— Requirement —
Type the records out again in full, exactly.

— Given data —
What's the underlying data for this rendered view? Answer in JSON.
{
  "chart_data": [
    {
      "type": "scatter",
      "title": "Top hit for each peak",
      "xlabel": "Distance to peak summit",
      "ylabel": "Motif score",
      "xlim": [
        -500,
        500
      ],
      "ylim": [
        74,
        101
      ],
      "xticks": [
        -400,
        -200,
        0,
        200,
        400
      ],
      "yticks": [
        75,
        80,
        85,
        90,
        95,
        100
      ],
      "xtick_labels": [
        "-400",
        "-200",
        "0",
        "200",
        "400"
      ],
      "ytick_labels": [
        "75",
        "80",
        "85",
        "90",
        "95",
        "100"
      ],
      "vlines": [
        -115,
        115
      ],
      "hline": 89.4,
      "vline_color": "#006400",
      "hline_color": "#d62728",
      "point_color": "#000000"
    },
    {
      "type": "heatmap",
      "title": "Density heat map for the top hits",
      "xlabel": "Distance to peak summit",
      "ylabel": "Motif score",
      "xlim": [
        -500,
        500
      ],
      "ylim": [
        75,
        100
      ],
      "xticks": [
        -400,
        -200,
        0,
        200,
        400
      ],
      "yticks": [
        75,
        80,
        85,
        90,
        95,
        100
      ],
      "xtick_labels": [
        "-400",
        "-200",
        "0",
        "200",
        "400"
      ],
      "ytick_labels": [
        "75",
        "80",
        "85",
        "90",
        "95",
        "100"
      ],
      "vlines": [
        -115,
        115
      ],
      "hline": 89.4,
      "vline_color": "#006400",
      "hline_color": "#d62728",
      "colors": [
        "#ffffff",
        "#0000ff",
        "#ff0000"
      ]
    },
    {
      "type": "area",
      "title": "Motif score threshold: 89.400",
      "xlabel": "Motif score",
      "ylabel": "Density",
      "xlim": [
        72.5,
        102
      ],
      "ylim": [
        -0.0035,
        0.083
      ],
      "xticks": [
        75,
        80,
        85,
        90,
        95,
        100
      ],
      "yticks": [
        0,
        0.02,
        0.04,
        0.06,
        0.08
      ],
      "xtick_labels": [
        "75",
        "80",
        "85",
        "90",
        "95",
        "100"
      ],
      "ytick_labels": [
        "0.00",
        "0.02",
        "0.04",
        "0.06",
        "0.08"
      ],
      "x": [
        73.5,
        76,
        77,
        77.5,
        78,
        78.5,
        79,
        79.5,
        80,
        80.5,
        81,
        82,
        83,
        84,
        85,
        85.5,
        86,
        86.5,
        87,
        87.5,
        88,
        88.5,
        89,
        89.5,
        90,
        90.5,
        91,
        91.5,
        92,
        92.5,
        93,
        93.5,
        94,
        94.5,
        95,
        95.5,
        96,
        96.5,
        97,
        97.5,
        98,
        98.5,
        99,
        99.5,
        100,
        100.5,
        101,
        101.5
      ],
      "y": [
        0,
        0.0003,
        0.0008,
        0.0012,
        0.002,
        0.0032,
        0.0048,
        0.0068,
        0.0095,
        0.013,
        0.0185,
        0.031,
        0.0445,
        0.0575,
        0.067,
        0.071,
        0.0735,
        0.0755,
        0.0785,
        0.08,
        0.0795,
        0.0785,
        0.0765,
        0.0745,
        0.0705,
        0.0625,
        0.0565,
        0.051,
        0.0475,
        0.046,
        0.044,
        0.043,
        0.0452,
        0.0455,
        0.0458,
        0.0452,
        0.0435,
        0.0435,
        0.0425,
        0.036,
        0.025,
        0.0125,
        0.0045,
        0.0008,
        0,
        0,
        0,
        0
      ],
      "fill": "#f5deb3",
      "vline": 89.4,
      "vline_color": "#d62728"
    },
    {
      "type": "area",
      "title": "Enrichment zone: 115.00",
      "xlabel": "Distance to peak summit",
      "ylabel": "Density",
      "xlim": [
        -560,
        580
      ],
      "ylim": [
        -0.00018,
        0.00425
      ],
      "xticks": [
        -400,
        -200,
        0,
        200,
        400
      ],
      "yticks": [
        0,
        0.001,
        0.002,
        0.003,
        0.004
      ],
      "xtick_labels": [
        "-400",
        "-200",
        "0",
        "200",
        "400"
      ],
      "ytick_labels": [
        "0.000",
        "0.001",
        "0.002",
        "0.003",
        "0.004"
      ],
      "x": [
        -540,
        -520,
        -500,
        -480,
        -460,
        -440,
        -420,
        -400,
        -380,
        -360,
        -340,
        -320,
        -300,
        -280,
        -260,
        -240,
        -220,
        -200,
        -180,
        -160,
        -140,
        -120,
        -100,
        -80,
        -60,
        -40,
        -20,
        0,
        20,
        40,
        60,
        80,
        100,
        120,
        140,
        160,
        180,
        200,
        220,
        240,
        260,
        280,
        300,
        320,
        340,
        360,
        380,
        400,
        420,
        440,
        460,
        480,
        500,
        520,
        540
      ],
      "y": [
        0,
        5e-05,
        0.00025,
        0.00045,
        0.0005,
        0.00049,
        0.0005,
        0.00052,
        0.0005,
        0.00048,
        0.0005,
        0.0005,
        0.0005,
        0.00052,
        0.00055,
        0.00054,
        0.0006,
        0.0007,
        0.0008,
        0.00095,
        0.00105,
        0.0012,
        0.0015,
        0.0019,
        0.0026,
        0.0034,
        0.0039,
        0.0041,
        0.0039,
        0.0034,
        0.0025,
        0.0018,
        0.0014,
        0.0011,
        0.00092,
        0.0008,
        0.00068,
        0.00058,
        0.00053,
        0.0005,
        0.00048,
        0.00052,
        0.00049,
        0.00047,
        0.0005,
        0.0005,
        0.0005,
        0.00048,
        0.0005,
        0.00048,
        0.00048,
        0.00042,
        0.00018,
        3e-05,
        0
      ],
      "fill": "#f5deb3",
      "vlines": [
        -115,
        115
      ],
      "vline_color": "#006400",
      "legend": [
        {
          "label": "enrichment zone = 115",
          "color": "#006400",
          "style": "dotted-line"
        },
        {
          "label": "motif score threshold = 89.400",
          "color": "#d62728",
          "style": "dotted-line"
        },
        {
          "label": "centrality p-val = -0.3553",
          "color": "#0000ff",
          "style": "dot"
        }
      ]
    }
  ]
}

— Written response —
What's the underlying data for this rendered view? Answer in JSON.
{
  "chart_data": [
    {
      "type": "scatter",
      "title": "Top hit for each peak",
      "xlabel": "Distance to peak summit",
      "ylabel": "Motif score",
      "xlim": [
        -500,
        500
      ],
      "ylim": [
        74,
        101
      ],
      "xticks": [
        -400,
        -200,
        0,
        200,
        400
      ],
      "yticks": [
        75,
        80,
        85,
        90,
        95,
        100
      ],
      "xtick_labels": [
        "-400",
        "-200",
        "0",
        "200",
        "400"
      ],
      "ytick_labels": [
        "75",
        "80",
        "85",
        "90",
        "95",
        "100"
      ],
      "vlines": [
        -115,
        115
      ],
      "hline": 89.4,
      "vline_color": "#006400",
      "hline_color": "#d62728",
      "point_color": "#000000"
    },
    {
      "type": "heatmap",
      "title": "Density heat map for the top hits",
      "xlabel": "Distance to peak summit",
      "ylabel": "Motif score",
      "xlim": [
        -500,
        500
      ],
      "ylim": [
        75,
        100
      ],
      "xticks": [
        -400,
        -200,
        0,
        200,
        400
      ],
      "yticks": [
        75,
        80,
        85,
        90,
        95,
        100
      ],
      "xtick_labels": [
        "-400",
        "-200",
        "0",
        "200",
        "400"
      ],
      "ytick_labels": [
        "75",
        "80",
        "85",
        "90",
        "95",
        "100"
      ],
      "vlines": [
        -115,
        115
      ],
      "hline": 89.4,
      "vline_color": "#006400",
      "hline_color": "#d62728",
      "colors": [
        "#ffffff",
        "#0000ff",
        "#ff0000"
      ]
    },
    {
      "type": "area",
      "title": "Motif score threshold: 89.400",
      "xlabel": "Motif score",
      "ylabel": "Density",
      "xlim": [
        72.5,
        102
      ],
      "ylim": [
        -0.0035,
        0.083
      ],
      "xticks": [
        75,
        80,
        85,
        90,
        95,
        100
      ],
      "yticks": [
        0,
        0.02,
        0.04,
        0.06,
        0.08
      ],
      "xtick_labels": [
        "75",
        "80",
        "85",
        "90",
        "95",
        "100"
      ],
      "ytick_labels": [
        "0.00",
        "0.02",
        "0.04",
        "0.06",
        "0.08"
      ],
      "x": [
        73.5,
        76,
        77,
        77.5,
        78,
        78.5,
        79,
        79.5,
        80,
        80.5,
        81,
        82,
        83,
        84,
        85,
        85.5,
        86,
        86.5,
        87,
        87.5,
        88,
        88.5,
        89,
        89.5,
        90,
        90.5,
        91,
        91.5,
        92,
        92.5,
        93,
        93.5,
        94,
        94.5,
        95,
        95.5,
        96,
        96.5,
        97,
        97.5,
        98,
        98.5,
        99,
        99.5,
        100,
        100.5,
        101,
        101.5
      ],
      "y": [
        0,
        0.0003,
        0.0008,
        0.0012,
        0.002,
        0.0032,
        0.0048,
        0.0068,
        0.0095,
        0.013,
        0.0185,
        0.031,
        0.0445,
        0.0575,
        0.067,
        0.071,
        0.0735,
        0.0755,
        0.0785,
        0.08,
        0.0795,
        0.0785,
        0.0765,
        0.0745,
        0.0705,
        0.0625,
        0.0565,
        0.051,
        0.0475,
        0.046,
        0.044,
        0.043,
        0.0452,
        0.0455,
        0.0458,
        0.0452,
        0.0435,
        0.0435,
        0.0425,
        0.036,
        0.025,
        0.0125,
        0.0045,
        0.0008,
        0,
        0,
        0,
        0
      ],
      "fill": "#f5deb3",
      "vline": 89.4,
      "vline_color": "#d62728"
    },
    {
      "type": "area",
      "title": "Enrichment zone: 115.00",
      "xlabel": "Distance to peak summit",
      "ylabel": "Density",
      "xlim": [
        -560,
        580
      ],
      "ylim": [
        -0.00018,
        0.00425
      ],
      "xticks": [
        -400,
        -200,
        0,
        200,
        400
      ],
      "yticks": [
        0,
        0.001,
        0.002,
        0.003,
        0.004
      ],
      "xtick_labels": [
        "-400",
        "-200",
        "0",
        "200",
        "400"
      ],
      "ytick_labels": [
        "0.000",
        "0.001",
        "0.002",
        "0.003",
        "0.004"
      ],
      "x": [
        -540,
        -520,
        -500,
        -480,
        -460,
        -440,
        -420,
        -400,
        -380,
        -360,
        -340,
        -320,
        -300,
        -280,
        -260,
        -240,
        -220,
        -200,
        -180,
        -160,
        -140,
        -120,
        -100,
        -80,
        -60,
        -40,
        -20,
        0,
        20,
        40,
        60,
        80,
        100,
        120,
        140,
        160,
        180,
        200,
        220,
        240,
        260,
        280,
        300,
        320,
        340,
        360,
        380,
        400,
        420,
        440,
        460,
        480,
        500,
        520,
        540
      ],
      "y": [
        0,
        5e-05,
        0.00025,
        0.00045,
        0.0005,
        0.00049,
        0.0005,
        0.00052,
        0.0005,
        0.00048,
        0.0005,
        0.0005,
        0.0005,
        0.00052,
        0.00055,
        0.00054,
        0.0006,
        0.0007,
        0.0008,
        0.00095,
        0.00105,
        0.0012,
        0.0015,
        0.0019,
        0.0026,
        0.0034,
        0.0039,
        0.0041,
        0.0039,
        0.0034,
        0.0025,
        0.0018,
        0.0014,
        0.0011,
        0.00092,
        0.0008,
        0.00068,
        0.00058,
        0.00053,
        0.0005,
        0.00048,
        0.00052,
        0.00049,
        0.00047,
        0.0005,
        0.0005,
        0.0005,
        0.00048,
        0.0005,
        0.00048,
        0.00048,
        0.00042,
        0.00018,
        3e-05,
        0
      ],
      "fill": "#f5deb3",
      "vlines": [
        -115,
        115
      ],
      "vline_color": "#006400",
      "legend": [
        {
          "label": "enrichment zone = 115",
          "color": "#006400",
          "style": "dotted-line"
        },
        {
          "label": "motif score threshold = 89.400",
          "color": "#d62728",
          "style": "dotted-line"
        },
        {
          "label": "centrality p-val = -0.3553",
          "color": "#0000ff",
          "style": "dot"
        }
      ]
    }
  ]
}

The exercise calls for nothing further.